(WHAT IS BEING ASKED): Pick out each line below containing "дней".

— start of SUPPLIED DATA —

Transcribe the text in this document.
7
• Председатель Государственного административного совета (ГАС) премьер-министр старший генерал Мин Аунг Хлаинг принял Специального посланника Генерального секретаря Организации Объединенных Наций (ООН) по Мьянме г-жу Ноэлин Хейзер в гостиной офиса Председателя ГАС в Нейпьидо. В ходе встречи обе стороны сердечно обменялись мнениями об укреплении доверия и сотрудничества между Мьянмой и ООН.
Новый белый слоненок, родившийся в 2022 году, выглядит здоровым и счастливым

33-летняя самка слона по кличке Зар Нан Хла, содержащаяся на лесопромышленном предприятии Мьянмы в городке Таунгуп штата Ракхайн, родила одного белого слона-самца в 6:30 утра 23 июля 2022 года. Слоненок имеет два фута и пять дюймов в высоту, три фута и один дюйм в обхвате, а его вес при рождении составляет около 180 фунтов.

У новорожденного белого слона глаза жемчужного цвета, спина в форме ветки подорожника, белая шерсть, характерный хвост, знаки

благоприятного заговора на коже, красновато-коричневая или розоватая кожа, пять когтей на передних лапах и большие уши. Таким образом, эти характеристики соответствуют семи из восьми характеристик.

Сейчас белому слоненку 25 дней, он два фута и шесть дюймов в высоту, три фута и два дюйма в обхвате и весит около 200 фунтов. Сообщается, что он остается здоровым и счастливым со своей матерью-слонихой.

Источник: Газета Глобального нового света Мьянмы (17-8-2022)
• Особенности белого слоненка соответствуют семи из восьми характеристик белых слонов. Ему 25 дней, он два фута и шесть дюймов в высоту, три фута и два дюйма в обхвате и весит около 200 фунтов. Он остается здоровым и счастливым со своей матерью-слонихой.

— end of SUPPLIED DATA —

(FINAL ANSWER):
Сейчас белому слоненку 25 дней, он два фута и шесть дюймов в высоту, три фута и два дюйма в обхвате и весит около 200 фунтов. Сообщается, что он остается здоровым и счастливым со своей матерью-слонихой.
• Особенности белого слоненка соответствуют семи из восьми характеристик белых слонов. Ему 25 дней, он два фута и шесть дюймов в высоту, три фута и два дюйма в обхвате и весит около 200 фунтов. Он остается здоровым и счастливым со своей матерью-слонихой.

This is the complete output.